:: Listed entries ::

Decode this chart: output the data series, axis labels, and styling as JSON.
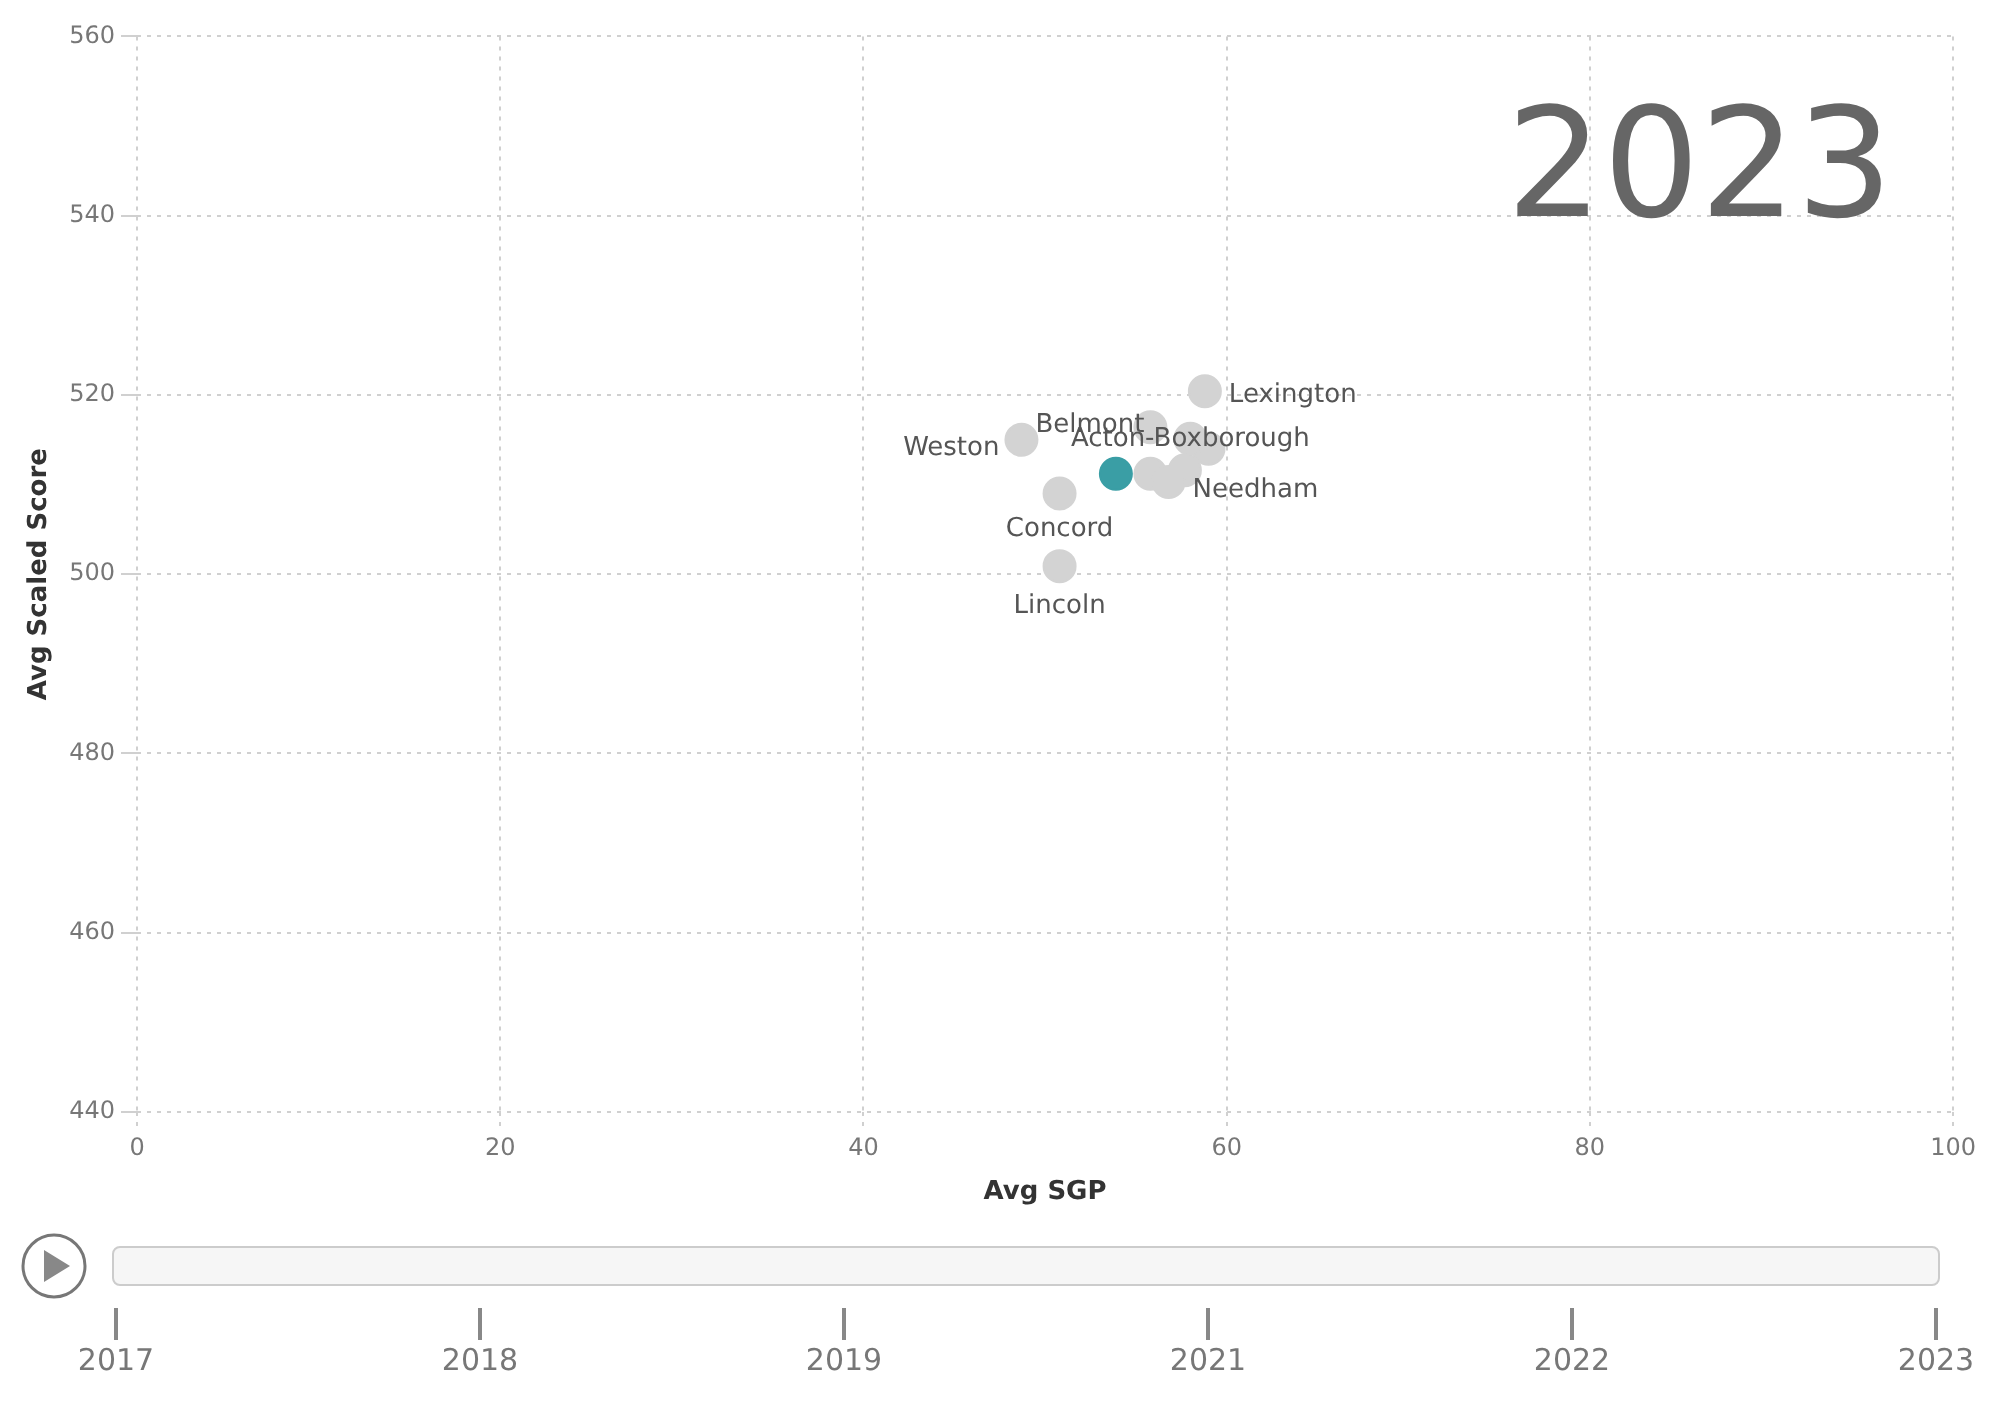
{
  "chart_data": {
    "type": "scatter",
    "xlabel": "Avg SGP",
    "ylabel": "Avg Scaled Score",
    "xlim": [
      0,
      100
    ],
    "xticks": [
      0,
      20,
      40,
      60,
      80,
      100
    ],
    "ylim": [
      440,
      560
    ],
    "yticks": [
      440,
      460,
      480,
      500,
      520,
      540,
      560
    ],
    "grid": true,
    "legend": false,
    "marker": "circle",
    "series": [
      {
        "name": "Lexington",
        "color": "#d3d3d3",
        "x": [
          58.8
        ],
        "values": [
          520.4
        ]
      },
      {
        "name": "Belmont",
        "color": "#d3d3d3",
        "x": [
          55.8
        ],
        "values": [
          516.4
        ]
      },
      {
        "name": "Acton-Boxborough",
        "color": "#d3d3d3",
        "x": [
          58
        ],
        "values": [
          515.1
        ]
      },
      {
        "name": "Weston",
        "color": "#d3d3d3",
        "x": [
          48.7
        ],
        "values": [
          515
        ]
      },
      {
        "name": "Needham",
        "color": "#d3d3d3",
        "x": [
          56.8
        ],
        "values": [
          510.3
        ]
      },
      {
        "name": "Concord",
        "color": "#d3d3d3",
        "x": [
          50.8
        ],
        "values": [
          509
        ]
      },
      {
        "name": "Lincoln",
        "color": "#d3d3d3",
        "x": [
          50.8
        ],
        "values": [
          500.9
        ]
      },
      {
        "color": "#d3d3d3",
        "x": [
          59,
          55.8,
          57.7
        ],
        "values": [
          514,
          511.2,
          511.6
        ]
      },
      {
        "color": "#3a9ea5",
        "x": [
          53.9
        ],
        "values": [
          511.2
        ]
      }
    ],
    "annotations": [
      "2023",
      "2017",
      "2018",
      "2019",
      "2021",
      "2022",
      "2023"
    ]
  }
}
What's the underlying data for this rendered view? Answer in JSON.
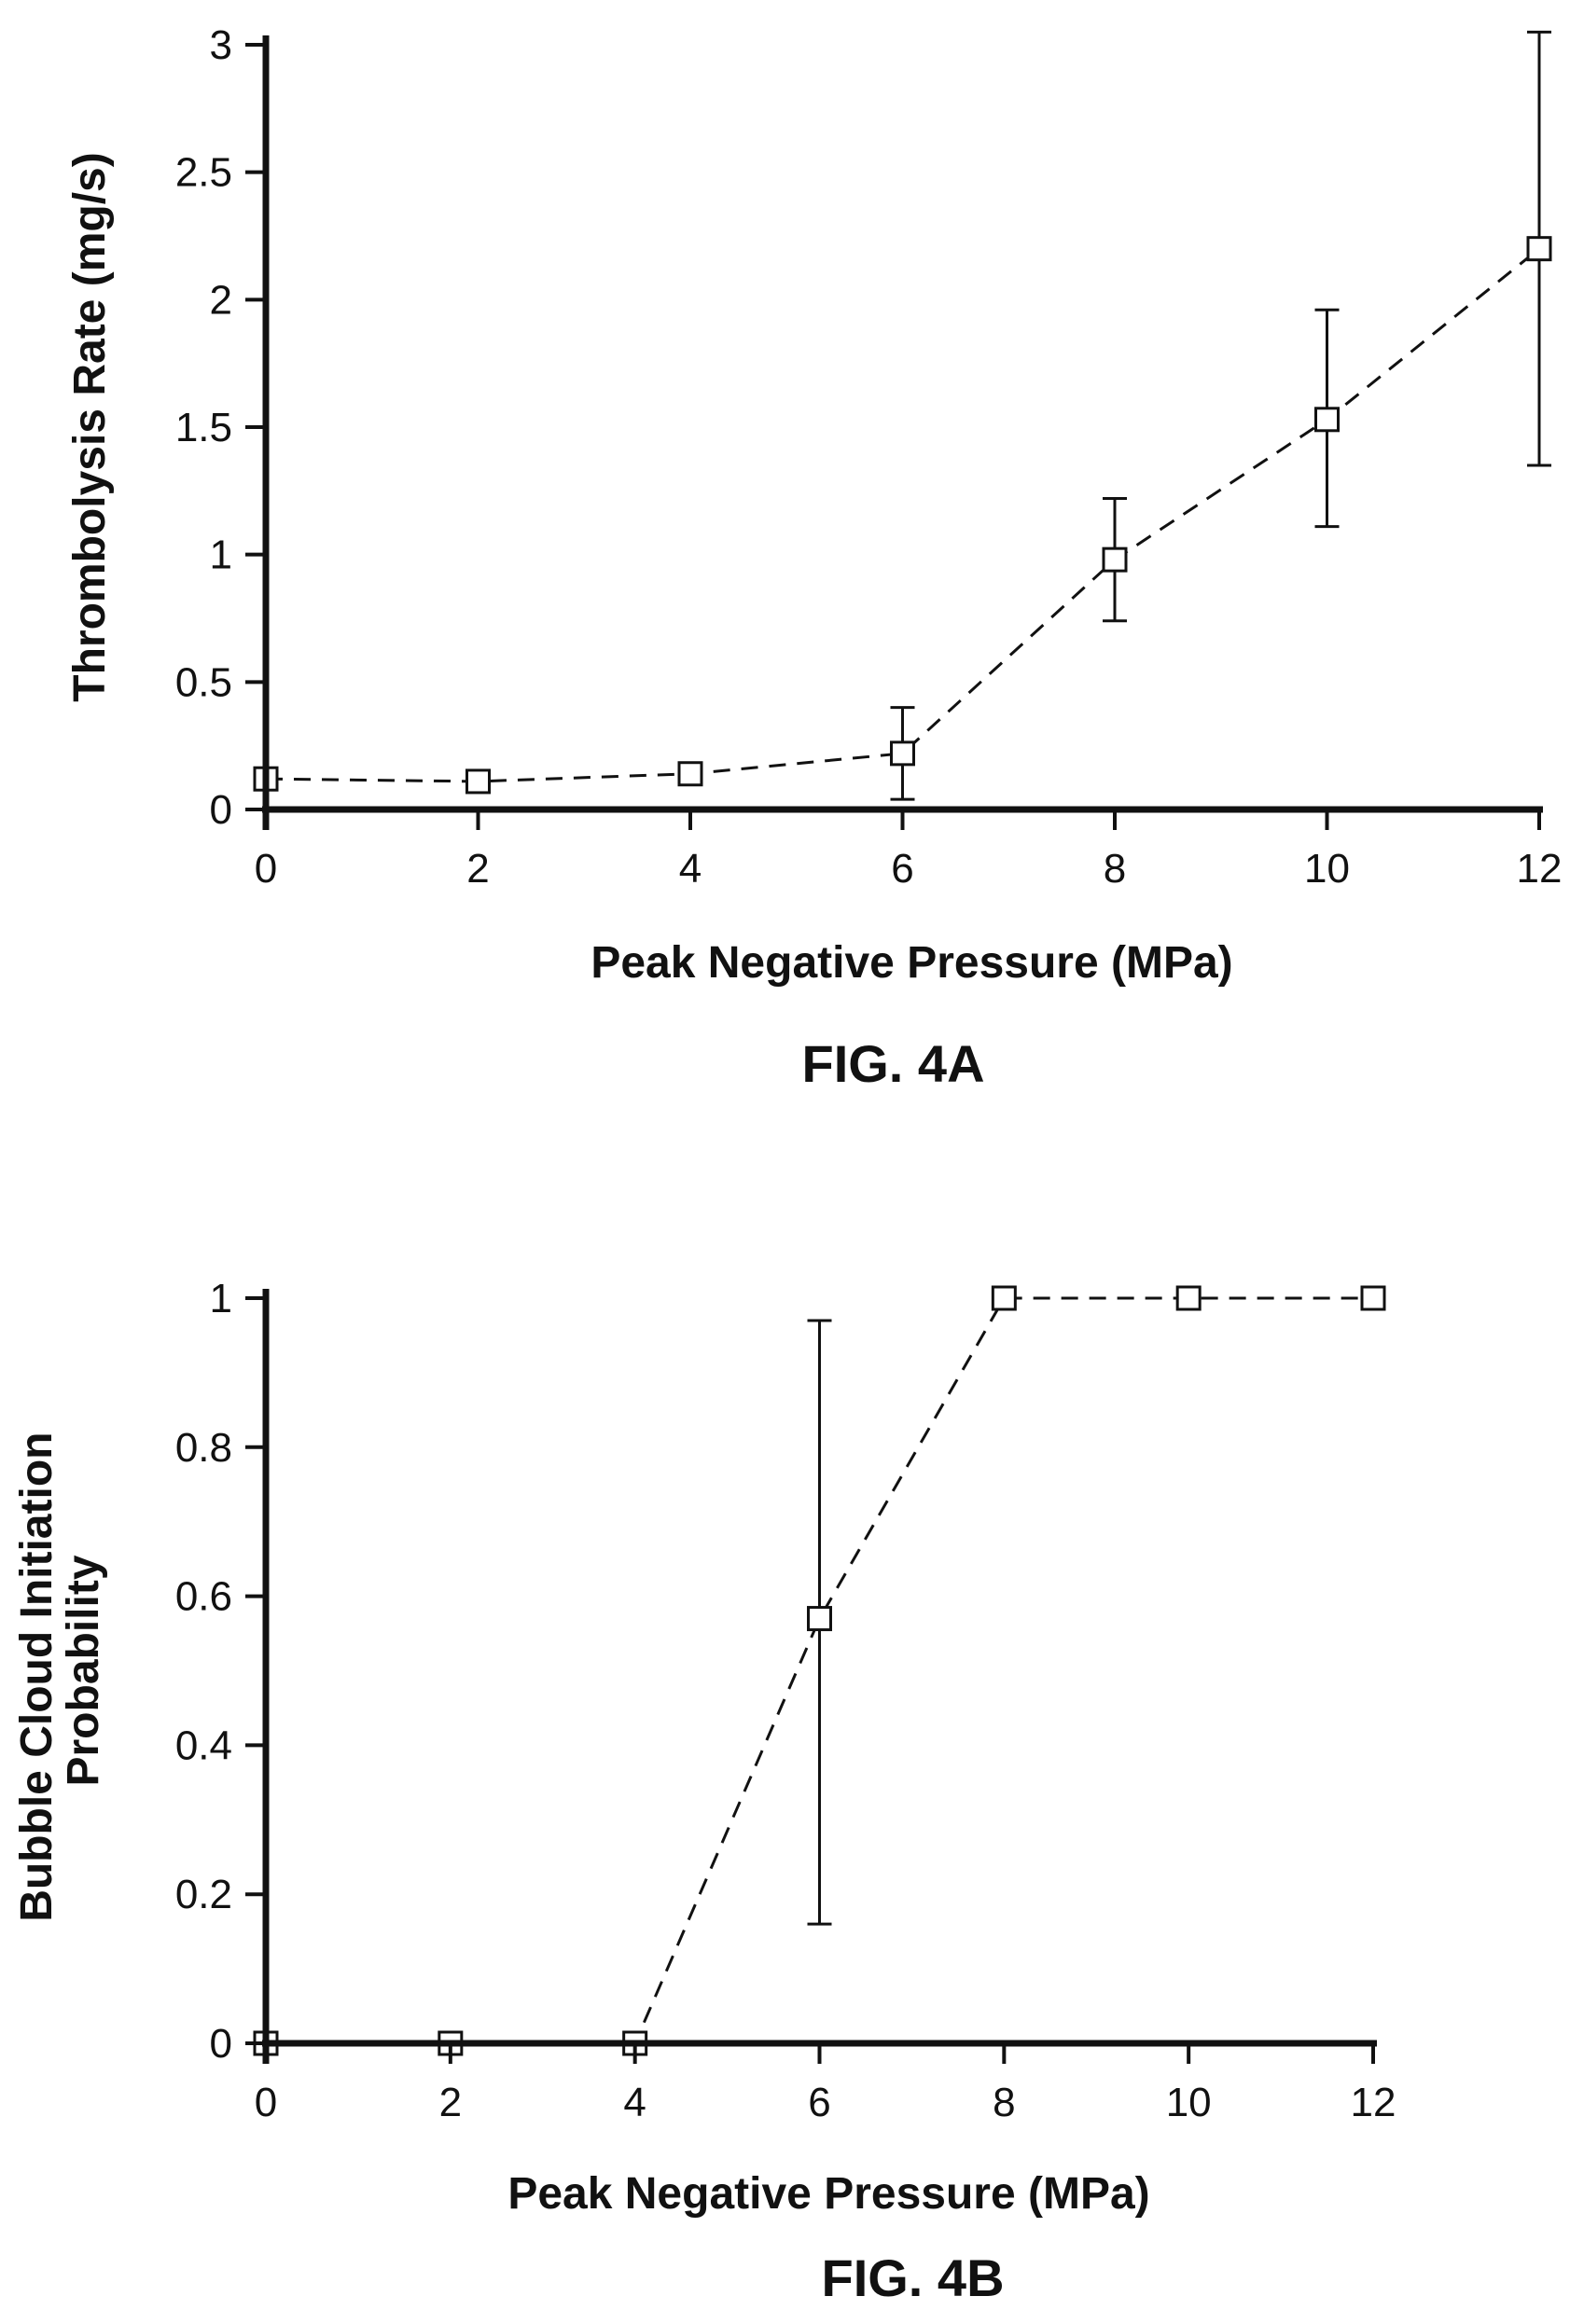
{
  "chart_data": [
    {
      "type": "line",
      "figure_label": "FIG. 4A",
      "xlabel": "Peak Negative Pressure (MPa)",
      "ylabel": "Thrombolysis Rate (mg/s)",
      "xlim": [
        0,
        12
      ],
      "ylim": [
        0,
        3
      ],
      "xticks": [
        "0",
        "2",
        "4",
        "6",
        "8",
        "10",
        "12"
      ],
      "yticks": [
        "0",
        "0.5",
        "1",
        "1.5",
        "2",
        "2.5",
        "3"
      ],
      "line_style": "dashed",
      "marker": "open-square",
      "series": [
        {
          "x": [
            0,
            2,
            4,
            6,
            8,
            10,
            12
          ],
          "y": [
            0.12,
            0.11,
            0.14,
            0.22,
            0.98,
            1.53,
            2.2
          ],
          "err_low": [
            null,
            null,
            null,
            0.04,
            0.74,
            1.11,
            1.35
          ],
          "err_high": [
            null,
            null,
            null,
            0.4,
            1.22,
            1.96,
            3.05
          ]
        }
      ]
    },
    {
      "type": "line",
      "figure_label": "FIG. 4B",
      "xlabel": "Peak Negative Pressure (MPa)",
      "ylabel": "Bubble Cloud Initiation Probability",
      "ylabel_lines": [
        "Bubble Cloud Initiation",
        "Probability"
      ],
      "xlim": [
        0,
        12
      ],
      "ylim": [
        0,
        1
      ],
      "xticks": [
        "0",
        "2",
        "4",
        "6",
        "8",
        "10",
        "12"
      ],
      "yticks": [
        "0",
        "0.2",
        "0.4",
        "0.6",
        "0.8",
        "1"
      ],
      "line_style": "dashed",
      "marker": "open-square",
      "series": [
        {
          "x": [
            0,
            2,
            4,
            6,
            8,
            10,
            12
          ],
          "y": [
            0,
            0,
            0,
            0.57,
            1,
            1,
            1
          ],
          "err_low": [
            null,
            null,
            null,
            0.16,
            null,
            null,
            null
          ],
          "err_high": [
            null,
            null,
            null,
            0.97,
            null,
            null,
            null
          ]
        }
      ]
    }
  ]
}
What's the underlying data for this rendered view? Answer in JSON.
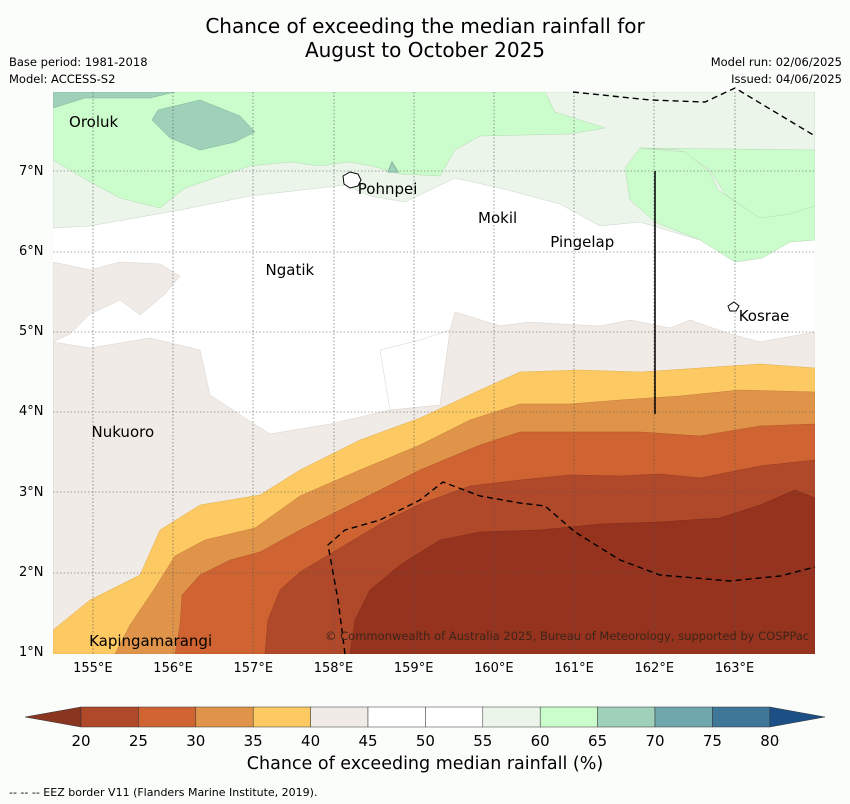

:::

Work to be completed: Reproduce the whole listing above word for word, but not its pictures.

Final answer:
Decode this chart: output the data series, axis labels, and styling as JSON.
{
  "chart_data": {
    "type": "scatter",
    "xlabel": "Avg SGP",
    "ylabel": "Avg Scaled Score",
    "xlim": [
      0,
      100
    ],
    "xticks": [
      0,
      20,
      40,
      60,
      80,
      100
    ],
    "ylim": [
      440,
      560
    ],
    "yticks": [
      440,
      460,
      480,
      500,
      520,
      540,
      560
    ],
    "grid": true,
    "legend": false,
    "marker": "circle",
    "series": [
      {
        "name": "Lexington",
        "color": "#d3d3d3",
        "x": [
          58.8
        ],
        "values": [
          520.4
        ]
      },
      {
        "name": "Belmont",
        "color": "#d3d3d3",
        "x": [
          55.8
        ],
        "values": [
          516.4
        ]
      },
      {
        "name": "Acton-Boxborough",
        "color": "#d3d3d3",
        "x": [
          58
        ],
        "values": [
          515.1
        ]
      },
      {
        "name": "Weston",
        "color": "#d3d3d3",
        "x": [
          48.7
        ],
        "values": [
          515
        ]
      },
      {
        "name": "Needham",
        "color": "#d3d3d3",
        "x": [
          56.8
        ],
        "values": [
          510.3
        ]
      },
      {
        "name": "Concord",
        "color": "#d3d3d3",
        "x": [
          50.8
        ],
        "values": [
          509
        ]
      },
      {
        "name": "Lincoln",
        "color": "#d3d3d3",
        "x": [
          50.8
        ],
        "values": [
          500.9
        ]
      },
      {
        "color": "#d3d3d3",
        "x": [
          59,
          55.8,
          57.7
        ],
        "values": [
          514,
          511.2,
          511.6
        ]
      },
      {
        "color": "#3a9ea5",
        "x": [
          53.9
        ],
        "values": [
          511.2
        ]
      }
    ],
    "annotations": [
      "2023",
      "2017",
      "2018",
      "2019",
      "2021",
      "2022",
      "2023"
    ]
  }
}
What's the underlying data for this rendered view? Answer in JSON.
{
  "chart_data": [
    {
      "type": "line",
      "figure_label": "FIG. 4A",
      "xlabel": "Peak Negative Pressure (MPa)",
      "ylabel": "Thrombolysis Rate (mg/s)",
      "xlim": [
        0,
        12
      ],
      "ylim": [
        0,
        3
      ],
      "xticks": [
        "0",
        "2",
        "4",
        "6",
        "8",
        "10",
        "12"
      ],
      "yticks": [
        "0",
        "0.5",
        "1",
        "1.5",
        "2",
        "2.5",
        "3"
      ],
      "line_style": "dashed",
      "marker": "open-square",
      "series": [
        {
          "x": [
            0,
            2,
            4,
            6,
            8,
            10,
            12
          ],
          "y": [
            0.12,
            0.11,
            0.14,
            0.22,
            0.98,
            1.53,
            2.2
          ],
          "err_low": [
            null,
            null,
            null,
            0.04,
            0.74,
            1.11,
            1.35
          ],
          "err_high": [
            null,
            null,
            null,
            0.4,
            1.22,
            1.96,
            3.05
          ]
        }
      ]
    },
    {
      "type": "line",
      "figure_label": "FIG. 4B",
      "xlabel": "Peak Negative Pressure (MPa)",
      "ylabel": "Bubble Cloud Initiation Probability",
      "ylabel_lines": [
        "Bubble Cloud Initiation",
        "Probability"
      ],
      "xlim": [
        0,
        12
      ],
      "ylim": [
        0,
        1
      ],
      "xticks": [
        "0",
        "2",
        "4",
        "6",
        "8",
        "10",
        "12"
      ],
      "yticks": [
        "0",
        "0.2",
        "0.4",
        "0.6",
        "0.8",
        "1"
      ],
      "line_style": "dashed",
      "marker": "open-square",
      "series": [
        {
          "x": [
            0,
            2,
            4,
            6,
            8,
            10,
            12
          ],
          "y": [
            0,
            0,
            0,
            0.57,
            1,
            1,
            1
          ],
          "err_low": [
            null,
            null,
            null,
            0.16,
            null,
            null,
            null
          ],
          "err_high": [
            null,
            null,
            null,
            0.97,
            null,
            null,
            null
          ]
        }
      ]
    }
  ]
}
What's the underlying data for this rendered view? Answer in JSON.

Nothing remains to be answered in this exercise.